### THE EXERCISE:
Everything in the listing should be restated word for word.

Lines of data
···
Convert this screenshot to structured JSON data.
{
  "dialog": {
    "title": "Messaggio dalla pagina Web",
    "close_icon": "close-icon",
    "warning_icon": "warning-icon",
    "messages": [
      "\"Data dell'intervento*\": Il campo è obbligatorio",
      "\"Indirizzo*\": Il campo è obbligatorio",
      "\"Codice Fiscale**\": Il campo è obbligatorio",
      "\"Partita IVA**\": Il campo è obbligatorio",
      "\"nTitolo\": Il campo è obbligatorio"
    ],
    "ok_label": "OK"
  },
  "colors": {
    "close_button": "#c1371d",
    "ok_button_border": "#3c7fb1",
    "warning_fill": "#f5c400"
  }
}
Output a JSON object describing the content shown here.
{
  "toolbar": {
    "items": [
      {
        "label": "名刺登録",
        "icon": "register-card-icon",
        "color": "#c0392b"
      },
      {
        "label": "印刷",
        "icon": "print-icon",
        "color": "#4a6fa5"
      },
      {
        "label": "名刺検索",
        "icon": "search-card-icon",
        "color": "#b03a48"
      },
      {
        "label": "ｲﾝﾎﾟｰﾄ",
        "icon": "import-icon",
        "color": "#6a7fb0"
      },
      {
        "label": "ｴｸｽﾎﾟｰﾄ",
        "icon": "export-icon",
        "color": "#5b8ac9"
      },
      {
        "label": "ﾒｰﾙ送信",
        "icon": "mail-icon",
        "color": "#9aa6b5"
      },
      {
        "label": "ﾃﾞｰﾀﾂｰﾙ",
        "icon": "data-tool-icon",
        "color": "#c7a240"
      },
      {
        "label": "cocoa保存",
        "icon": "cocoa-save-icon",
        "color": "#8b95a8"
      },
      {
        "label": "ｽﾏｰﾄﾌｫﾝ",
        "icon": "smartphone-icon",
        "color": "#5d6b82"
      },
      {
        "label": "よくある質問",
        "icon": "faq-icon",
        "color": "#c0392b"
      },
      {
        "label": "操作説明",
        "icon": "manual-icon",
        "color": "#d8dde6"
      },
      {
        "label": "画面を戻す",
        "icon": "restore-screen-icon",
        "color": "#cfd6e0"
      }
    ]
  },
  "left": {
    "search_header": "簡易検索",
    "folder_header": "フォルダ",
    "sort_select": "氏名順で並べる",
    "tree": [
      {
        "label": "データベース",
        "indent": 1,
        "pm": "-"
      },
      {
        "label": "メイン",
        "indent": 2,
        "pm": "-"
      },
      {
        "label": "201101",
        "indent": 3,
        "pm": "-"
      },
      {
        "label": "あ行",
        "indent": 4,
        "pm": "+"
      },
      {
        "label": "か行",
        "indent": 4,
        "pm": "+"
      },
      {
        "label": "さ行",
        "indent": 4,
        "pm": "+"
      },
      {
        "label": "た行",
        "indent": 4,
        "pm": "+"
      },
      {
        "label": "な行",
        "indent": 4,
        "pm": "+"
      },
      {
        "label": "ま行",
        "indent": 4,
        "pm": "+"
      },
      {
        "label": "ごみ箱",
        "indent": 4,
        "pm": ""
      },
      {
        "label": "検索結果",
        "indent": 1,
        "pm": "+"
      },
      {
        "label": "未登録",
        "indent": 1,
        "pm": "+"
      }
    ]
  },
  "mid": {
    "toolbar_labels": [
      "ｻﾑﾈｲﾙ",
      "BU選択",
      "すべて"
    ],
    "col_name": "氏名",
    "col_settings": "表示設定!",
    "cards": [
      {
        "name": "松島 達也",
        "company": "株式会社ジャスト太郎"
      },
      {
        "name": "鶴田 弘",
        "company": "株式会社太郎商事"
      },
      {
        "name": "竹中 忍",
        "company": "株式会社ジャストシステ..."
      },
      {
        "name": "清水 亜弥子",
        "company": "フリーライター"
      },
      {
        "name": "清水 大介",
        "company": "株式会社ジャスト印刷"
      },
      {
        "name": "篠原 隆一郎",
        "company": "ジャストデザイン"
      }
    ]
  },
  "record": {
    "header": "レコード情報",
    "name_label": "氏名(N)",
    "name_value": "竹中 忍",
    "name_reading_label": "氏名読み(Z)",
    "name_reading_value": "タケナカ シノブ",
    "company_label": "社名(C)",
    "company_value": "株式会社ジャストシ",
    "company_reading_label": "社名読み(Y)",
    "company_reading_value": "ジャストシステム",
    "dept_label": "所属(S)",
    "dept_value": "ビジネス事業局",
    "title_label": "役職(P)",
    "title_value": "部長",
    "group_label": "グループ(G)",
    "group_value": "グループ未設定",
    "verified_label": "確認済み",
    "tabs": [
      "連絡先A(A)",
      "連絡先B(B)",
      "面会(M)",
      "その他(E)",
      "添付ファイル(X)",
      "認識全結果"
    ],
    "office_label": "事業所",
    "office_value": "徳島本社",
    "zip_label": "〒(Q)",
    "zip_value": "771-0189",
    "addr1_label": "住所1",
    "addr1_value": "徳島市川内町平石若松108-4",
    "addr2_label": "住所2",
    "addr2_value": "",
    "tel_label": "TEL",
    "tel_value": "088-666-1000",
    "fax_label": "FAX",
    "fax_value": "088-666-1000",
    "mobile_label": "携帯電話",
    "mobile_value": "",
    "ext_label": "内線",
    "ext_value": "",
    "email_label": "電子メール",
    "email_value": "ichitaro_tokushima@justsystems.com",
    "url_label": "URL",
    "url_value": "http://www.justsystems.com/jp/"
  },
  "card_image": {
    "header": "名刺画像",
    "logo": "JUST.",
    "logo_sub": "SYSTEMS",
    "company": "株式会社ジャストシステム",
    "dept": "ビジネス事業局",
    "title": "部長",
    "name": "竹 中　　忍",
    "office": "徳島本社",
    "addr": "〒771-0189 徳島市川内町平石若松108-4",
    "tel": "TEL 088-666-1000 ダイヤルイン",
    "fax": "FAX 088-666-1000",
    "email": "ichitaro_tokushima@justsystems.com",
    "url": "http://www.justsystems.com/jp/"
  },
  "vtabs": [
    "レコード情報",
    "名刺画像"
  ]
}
···
### RESPONSE BELOW:
Convert this screenshot to structured JSON data.
{
  "dialog": {
    "title": "Messaggio dalla pagina Web",
    "close_icon": "close-icon",
    "warning_icon": "warning-icon",
    "messages": [
      "\"Data dell'intervento*\": Il campo è obbligatorio",
      "\"Indirizzo*\": Il campo è obbligatorio",
      "\"Codice Fiscale**\": Il campo è obbligatorio",
      "\"Partita IVA**\": Il campo è obbligatorio",
      "\"nTitolo\": Il campo è obbligatorio"
    ],
    "ok_label": "OK"
  },
  "colors": {
    "close_button": "#c1371d",
    "ok_button_border": "#3c7fb1",
    "warning_fill": "#f5c400"
  }
}
Output a JSON object describing the content shown here.
{
  "toolbar": {
    "items": [
      {
        "label": "名刺登録",
        "icon": "register-card-icon",
        "color": "#c0392b"
      },
      {
        "label": "印刷",
        "icon": "print-icon",
        "color": "#4a6fa5"
      },
      {
        "label": "名刺検索",
        "icon": "search-card-icon",
        "color": "#b03a48"
      },
      {
        "label": "ｲﾝﾎﾟｰﾄ",
        "icon": "import-icon",
        "color": "#6a7fb0"
      },
      {
        "label": "ｴｸｽﾎﾟｰﾄ",
        "icon": "export-icon",
        "color": "#5b8ac9"
      },
      {
        "label": "ﾒｰﾙ送信",
        "icon": "mail-icon",
        "color": "#9aa6b5"
      },
      {
        "label": "ﾃﾞｰﾀﾂｰﾙ",
        "icon": "data-tool-icon",
        "color": "#c7a240"
      },
      {
        "label": "cocoa保存",
        "icon": "cocoa-save-icon",
        "color": "#8b95a8"
      },
      {
        "label": "ｽﾏｰﾄﾌｫﾝ",
        "icon": "smartphone-icon",
        "color": "#5d6b82"
      },
      {
        "label": "よくある質問",
        "icon": "faq-icon",
        "color": "#c0392b"
      },
      {
        "label": "操作説明",
        "icon": "manual-icon",
        "color": "#d8dde6"
      },
      {
        "label": "画面を戻す",
        "icon": "restore-screen-icon",
        "color": "#cfd6e0"
      }
    ]
  },
  "left": {
    "search_header": "簡易検索",
    "folder_header": "フォルダ",
    "sort_select": "氏名順で並べる",
    "tree": [
      {
        "label": "データベース",
        "indent": 1,
        "pm": "-"
      },
      {
        "label": "メイン",
        "indent": 2,
        "pm": "-"
      },
      {
        "label": "201101",
        "indent": 3,
        "pm": "-"
      },
      {
        "label": "あ行",
        "indent": 4,
        "pm": "+"
      },
      {
        "label": "か行",
        "indent": 4,
        "pm": "+"
      },
      {
        "label": "さ行",
        "indent": 4,
        "pm": "+"
      },
      {
        "label": "た行",
        "indent": 4,
        "pm": "+"
      },
      {
        "label": "な行",
        "indent": 4,
        "pm": "+"
      },
      {
        "label": "ま行",
        "indent": 4,
        "pm": "+"
      },
      {
        "label": "ごみ箱",
        "indent": 4,
        "pm": ""
      },
      {
        "label": "検索結果",
        "indent": 1,
        "pm": "+"
      },
      {
        "label": "未登録",
        "indent": 1,
        "pm": "+"
      }
    ]
  },
  "mid": {
    "toolbar_labels": [
      "ｻﾑﾈｲﾙ",
      "BU選択",
      "すべて"
    ],
    "col_name": "氏名",
    "col_settings": "表示設定!",
    "cards": [
      {
        "name": "松島 達也",
        "company": "株式会社ジャスト太郎"
      },
      {
        "name": "鶴田 弘",
        "company": "株式会社太郎商事"
      },
      {
        "name": "竹中 忍",
        "company": "株式会社ジャストシステ..."
      },
      {
        "name": "清水 亜弥子",
        "company": "フリーライター"
      },
      {
        "name": "清水 大介",
        "company": "株式会社ジャスト印刷"
      },
      {
        "name": "篠原 隆一郎",
        "company": "ジャストデザイン"
      }
    ]
  },
  "record": {
    "header": "レコード情報",
    "name_label": "氏名(N)",
    "name_value": "竹中 忍",
    "name_reading_label": "氏名読み(Z)",
    "name_reading_value": "タケナカ シノブ",
    "company_label": "社名(C)",
    "company_value": "株式会社ジャストシ",
    "company_reading_label": "社名読み(Y)",
    "company_reading_value": "ジャストシステム",
    "dept_label": "所属(S)",
    "dept_value": "ビジネス事業局",
    "title_label": "役職(P)",
    "title_value": "部長",
    "group_label": "グループ(G)",
    "group_value": "グループ未設定",
    "verified_label": "確認済み",
    "tabs": [
      "連絡先A(A)",
      "連絡先B(B)",
      "面会(M)",
      "その他(E)",
      "添付ファイル(X)",
      "認識全結果"
    ],
    "office_label": "事業所",
    "office_value": "徳島本社",
    "zip_label": "〒(Q)",
    "zip_value": "771-0189",
    "addr1_label": "住所1",
    "addr1_value": "徳島市川内町平石若松108-4",
    "addr2_label": "住所2",
    "addr2_value": "",
    "tel_label": "TEL",
    "tel_value": "088-666-1000",
    "fax_label": "FAX",
    "fax_value": "088-666-1000",
    "mobile_label": "携帯電話",
    "mobile_value": "",
    "ext_label": "内線",
    "ext_value": "",
    "email_label": "電子メール",
    "email_value": "ichitaro_tokushima@justsystems.com",
    "url_label": "URL",
    "url_value": "http://www.justsystems.com/jp/"
  },
  "card_image": {
    "header": "名刺画像",
    "logo": "JUST.",
    "logo_sub": "SYSTEMS",
    "company": "株式会社ジャストシステム",
    "dept": "ビジネス事業局",
    "title": "部長",
    "name": "竹 中　　忍",
    "office": "徳島本社",
    "addr": "〒771-0189 徳島市川内町平石若松108-4",
    "tel": "TEL 088-666-1000 ダイヤルイン",
    "fax": "FAX 088-666-1000",
    "email": "ichitaro_tokushima@justsystems.com",
    "url": "http://www.justsystems.com/jp/"
  },
  "vtabs": [
    "レコード情報",
    "名刺画像"
  ]
}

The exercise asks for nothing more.